» TASK: Copy all of the entries below word for word, but leave the pictures out of your answer.

--- --- ---

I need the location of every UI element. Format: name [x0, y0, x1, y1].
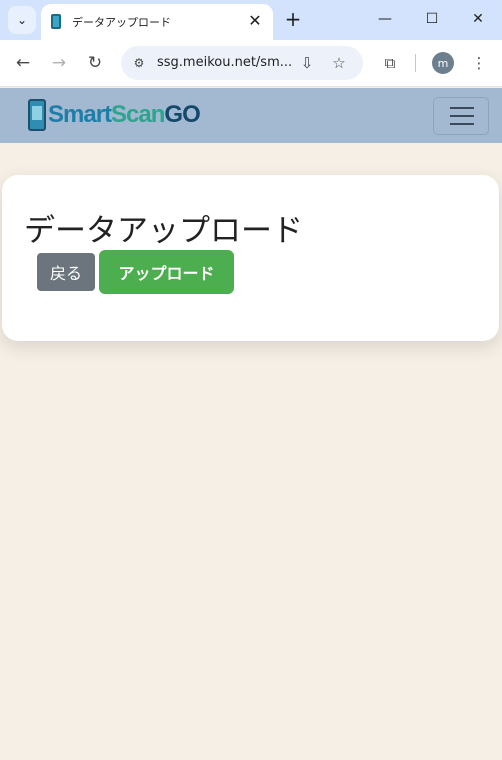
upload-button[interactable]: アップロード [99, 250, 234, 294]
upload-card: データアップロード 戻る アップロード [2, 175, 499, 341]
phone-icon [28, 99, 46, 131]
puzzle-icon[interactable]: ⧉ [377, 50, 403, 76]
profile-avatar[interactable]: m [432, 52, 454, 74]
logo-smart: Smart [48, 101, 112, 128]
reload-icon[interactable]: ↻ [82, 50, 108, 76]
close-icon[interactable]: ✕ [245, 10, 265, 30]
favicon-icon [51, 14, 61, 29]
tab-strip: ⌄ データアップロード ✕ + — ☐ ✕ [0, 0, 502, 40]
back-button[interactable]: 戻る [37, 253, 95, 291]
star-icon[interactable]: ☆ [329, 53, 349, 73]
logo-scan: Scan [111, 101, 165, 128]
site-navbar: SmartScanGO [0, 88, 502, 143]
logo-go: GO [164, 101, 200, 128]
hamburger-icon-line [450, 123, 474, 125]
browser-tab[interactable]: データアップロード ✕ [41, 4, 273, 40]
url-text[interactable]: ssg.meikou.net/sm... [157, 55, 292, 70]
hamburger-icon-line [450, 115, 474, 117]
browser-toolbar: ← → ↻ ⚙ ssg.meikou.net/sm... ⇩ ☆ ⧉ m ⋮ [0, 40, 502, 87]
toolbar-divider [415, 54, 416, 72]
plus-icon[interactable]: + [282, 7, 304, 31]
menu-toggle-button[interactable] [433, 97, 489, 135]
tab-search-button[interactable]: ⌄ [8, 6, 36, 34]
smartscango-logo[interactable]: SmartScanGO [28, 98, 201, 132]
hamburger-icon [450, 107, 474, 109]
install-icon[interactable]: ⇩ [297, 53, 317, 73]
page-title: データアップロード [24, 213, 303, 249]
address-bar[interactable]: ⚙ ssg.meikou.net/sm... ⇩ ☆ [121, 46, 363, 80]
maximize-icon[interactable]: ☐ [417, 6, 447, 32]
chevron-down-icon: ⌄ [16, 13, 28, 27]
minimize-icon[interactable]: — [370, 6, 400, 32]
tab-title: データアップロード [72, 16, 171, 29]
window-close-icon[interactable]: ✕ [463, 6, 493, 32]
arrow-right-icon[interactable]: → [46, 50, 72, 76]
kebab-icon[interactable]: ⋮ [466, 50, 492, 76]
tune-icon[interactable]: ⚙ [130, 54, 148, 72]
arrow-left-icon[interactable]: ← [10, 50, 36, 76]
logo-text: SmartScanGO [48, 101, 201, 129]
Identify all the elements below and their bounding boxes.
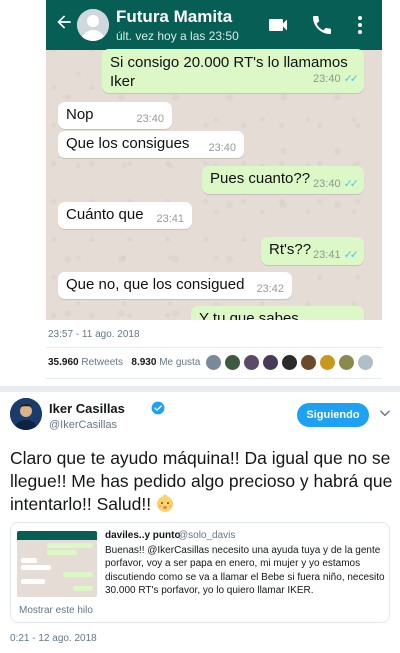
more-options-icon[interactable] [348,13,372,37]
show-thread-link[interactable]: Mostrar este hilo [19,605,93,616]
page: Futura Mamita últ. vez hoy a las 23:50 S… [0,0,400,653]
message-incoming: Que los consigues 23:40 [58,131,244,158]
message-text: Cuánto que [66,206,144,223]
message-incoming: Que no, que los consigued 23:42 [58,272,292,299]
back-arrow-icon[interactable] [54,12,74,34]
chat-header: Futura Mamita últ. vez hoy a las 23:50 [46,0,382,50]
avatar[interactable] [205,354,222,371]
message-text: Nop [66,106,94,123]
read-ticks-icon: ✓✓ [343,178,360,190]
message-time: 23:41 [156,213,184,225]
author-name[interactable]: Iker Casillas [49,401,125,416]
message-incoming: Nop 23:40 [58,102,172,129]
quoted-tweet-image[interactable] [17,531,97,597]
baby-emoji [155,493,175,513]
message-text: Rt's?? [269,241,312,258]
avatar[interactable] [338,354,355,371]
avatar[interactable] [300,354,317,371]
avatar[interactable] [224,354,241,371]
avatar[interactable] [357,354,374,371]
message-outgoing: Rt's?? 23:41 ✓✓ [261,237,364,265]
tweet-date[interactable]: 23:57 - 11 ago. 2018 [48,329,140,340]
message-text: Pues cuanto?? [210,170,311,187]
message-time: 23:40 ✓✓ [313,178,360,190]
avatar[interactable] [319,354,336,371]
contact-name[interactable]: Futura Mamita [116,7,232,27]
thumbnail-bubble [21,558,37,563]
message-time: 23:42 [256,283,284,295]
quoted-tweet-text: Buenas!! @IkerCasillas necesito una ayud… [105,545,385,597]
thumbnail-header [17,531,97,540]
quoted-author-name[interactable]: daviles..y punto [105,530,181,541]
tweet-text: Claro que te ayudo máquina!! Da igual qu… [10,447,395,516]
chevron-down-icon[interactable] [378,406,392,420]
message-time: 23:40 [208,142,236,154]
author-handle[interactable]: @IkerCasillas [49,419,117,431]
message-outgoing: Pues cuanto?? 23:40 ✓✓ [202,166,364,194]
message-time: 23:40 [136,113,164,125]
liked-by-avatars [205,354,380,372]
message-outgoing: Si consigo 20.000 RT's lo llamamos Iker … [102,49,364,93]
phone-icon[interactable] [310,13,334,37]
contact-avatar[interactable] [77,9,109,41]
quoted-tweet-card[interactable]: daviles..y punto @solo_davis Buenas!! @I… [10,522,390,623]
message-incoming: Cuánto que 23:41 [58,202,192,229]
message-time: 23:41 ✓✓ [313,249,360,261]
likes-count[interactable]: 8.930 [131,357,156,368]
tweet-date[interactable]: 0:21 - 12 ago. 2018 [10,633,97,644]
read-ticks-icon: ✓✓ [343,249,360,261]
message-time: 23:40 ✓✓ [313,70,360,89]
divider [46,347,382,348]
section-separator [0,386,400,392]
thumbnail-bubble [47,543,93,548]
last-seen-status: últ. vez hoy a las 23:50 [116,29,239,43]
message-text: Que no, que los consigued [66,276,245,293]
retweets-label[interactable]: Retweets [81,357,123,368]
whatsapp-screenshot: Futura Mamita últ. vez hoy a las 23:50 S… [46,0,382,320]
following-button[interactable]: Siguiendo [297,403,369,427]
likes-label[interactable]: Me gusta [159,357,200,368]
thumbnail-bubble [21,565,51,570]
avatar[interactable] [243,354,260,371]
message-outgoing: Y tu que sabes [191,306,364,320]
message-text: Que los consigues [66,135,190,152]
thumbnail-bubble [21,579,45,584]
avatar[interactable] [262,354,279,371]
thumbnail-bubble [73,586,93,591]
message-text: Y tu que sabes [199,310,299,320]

--- --- ---

» WRITTEN SOLUTION:
I need the location of every UI element. Format: name [x0, y0, x1, y1].
upload-button[interactable]: アップロード [99, 250, 234, 294]
upload-card: データアップロード 戻る アップロード [2, 175, 499, 341]
phone-icon [28, 99, 46, 131]
puzzle-icon[interactable]: ⧉ [377, 50, 403, 76]
profile-avatar[interactable]: m [432, 52, 454, 74]
logo-smart: Smart [48, 101, 112, 128]
reload-icon[interactable]: ↻ [82, 50, 108, 76]
close-icon[interactable]: ✕ [245, 10, 265, 30]
favicon-icon [51, 14, 61, 29]
tab-strip: ⌄ データアップロード ✕ + — ☐ ✕ [0, 0, 502, 40]
back-button[interactable]: 戻る [37, 253, 95, 291]
star-icon[interactable]: ☆ [329, 53, 349, 73]
logo-scan: Scan [111, 101, 165, 128]
site-navbar: SmartScanGO [0, 88, 502, 143]
logo-go: GO [164, 101, 200, 128]
hamburger-icon-line [450, 123, 474, 125]
browser-tab[interactable]: データアップロード ✕ [41, 4, 273, 40]
url-text[interactable]: ssg.meikou.net/sm... [157, 55, 292, 70]
hamburger-icon-line [450, 115, 474, 117]
browser-toolbar: ← → ↻ ⚙ ssg.meikou.net/sm... ⇩ ☆ ⧉ m ⋮ [0, 40, 502, 87]
toolbar-divider [415, 54, 416, 72]
plus-icon[interactable]: + [282, 7, 304, 31]
menu-toggle-button[interactable] [433, 97, 489, 135]
tab-search-button[interactable]: ⌄ [8, 6, 36, 34]
smartscango-logo[interactable]: SmartScanGO [28, 98, 201, 132]
hamburger-icon [450, 107, 474, 109]
install-icon[interactable]: ⇩ [297, 53, 317, 73]
page-title: データアップロード [24, 213, 303, 249]
address-bar[interactable]: ⚙ ssg.meikou.net/sm... ⇩ ☆ [121, 46, 363, 80]
maximize-icon[interactable]: ☐ [417, 6, 447, 32]
chevron-down-icon: ⌄ [16, 13, 28, 27]
minimize-icon[interactable]: — [370, 6, 400, 32]
tab-title: データアップロード [72, 16, 171, 29]
window-close-icon[interactable]: ✕ [463, 6, 493, 32]
arrow-right-icon[interactable]: → [46, 50, 72, 76]
kebab-icon[interactable]: ⋮ [466, 50, 492, 76]
tune-icon[interactable]: ⚙ [130, 54, 148, 72]
arrow-left-icon[interactable]: ← [10, 50, 36, 76]
logo-text: SmartScanGO [48, 101, 201, 129]
Identify all the elements below and their bounding boxes.
more-options-icon[interactable] [348,13,372,37]
show-thread-link[interactable]: Mostrar este hilo [19,605,93,616]
page: Futura Mamita últ. vez hoy a las 23:50 S… [0,0,400,653]
message-incoming: Que los consigues 23:40 [58,131,244,158]
message-text: Cuánto que [66,206,144,223]
message-incoming: Que no, que los consigued 23:42 [58,272,292,299]
back-arrow-icon[interactable] [54,12,74,34]
chat-header: Futura Mamita últ. vez hoy a las 23:50 [46,0,382,50]
avatar[interactable] [205,354,222,371]
message-text: Nop [66,106,94,123]
read-ticks-icon: ✓✓ [343,178,360,190]
message-time: 23:41 [156,213,184,225]
author-name[interactable]: Iker Casillas [49,401,125,416]
message-incoming: Nop 23:40 [58,102,172,129]
quoted-tweet-image[interactable] [17,531,97,597]
baby-emoji [155,493,175,513]
message-text: Rt's?? [269,241,312,258]
avatar[interactable] [338,354,355,371]
avatar[interactable] [300,354,317,371]
avatar[interactable] [224,354,241,371]
avatar[interactable] [357,354,374,371]
message-outgoing: Rt's?? 23:41 ✓✓ [261,237,364,265]
tweet-date[interactable]: 23:57 - 11 ago. 2018 [48,329,140,340]
message-text: Pues cuanto?? [210,170,311,187]
message-time: 23:40 ✓✓ [313,178,360,190]
avatar[interactable] [319,354,336,371]
contact-name[interactable]: Futura Mamita [116,7,232,27]
thumbnail-bubble [21,558,37,563]
message-time: 23:42 [256,283,284,295]
quoted-tweet-text: Buenas!! @IkerCasillas necesito una ayud… [105,545,385,597]
thumbnail-header [17,531,97,540]
quoted-author-name[interactable]: daviles..y punto [105,530,181,541]
tweet-text: Claro que te ayudo máquina!! Da igual qu… [10,447,395,516]
chevron-down-icon[interactable] [378,406,392,420]
message-time: 23:40 [208,142,236,154]
author-handle[interactable]: @IkerCasillas [49,419,117,431]
message-outgoing: Pues cuanto?? 23:40 ✓✓ [202,166,364,194]
message-time: 23:40 [136,113,164,125]
liked-by-avatars [205,354,380,372]
message-outgoing: Si consigo 20.000 RT's lo llamamos Iker … [102,49,364,93]
phone-icon[interactable] [310,13,334,37]
contact-avatar[interactable] [77,9,109,41]
quoted-tweet-card[interactable]: daviles..y punto @solo_davis Buenas!! @I… [10,522,390,623]
message-incoming: Cuánto que 23:41 [58,202,192,229]
message-time: 23:41 ✓✓ [313,249,360,261]
likes-count[interactable]: 8.930 [131,357,156,368]
tweet-date[interactable]: 0:21 - 12 ago. 2018 [10,633,97,644]
read-ticks-icon: ✓✓ [343,249,360,261]
message-time: 23:40 ✓✓ [313,70,360,89]
divider [46,347,382,348]
section-separator [0,386,400,392]
thumbnail-bubble [47,543,93,548]
last-seen-status: últ. vez hoy a las 23:50 [116,29,239,43]
message-text: Que no, que los consigued [66,276,245,293]
retweets-label[interactable]: Retweets [81,357,123,368]
whatsapp-screenshot: Futura Mamita últ. vez hoy a las 23:50 S… [46,0,382,320]
following-button[interactable]: Siguiendo [297,403,369,427]
likes-label[interactable]: Me gusta [159,357,200,368]
thumbnail-bubble [21,565,51,570]
avatar[interactable] [243,354,260,371]
message-outgoing: Y tu que sabes [191,306,364,320]
message-text: Que los consigues [66,135,190,152]
thumbnail-bubble [21,579,45,584]
avatar[interactable] [262,354,279,371]
thumbnail-bubble [73,586,93,591]
message-text: Y tu que sabes [199,310,299,320]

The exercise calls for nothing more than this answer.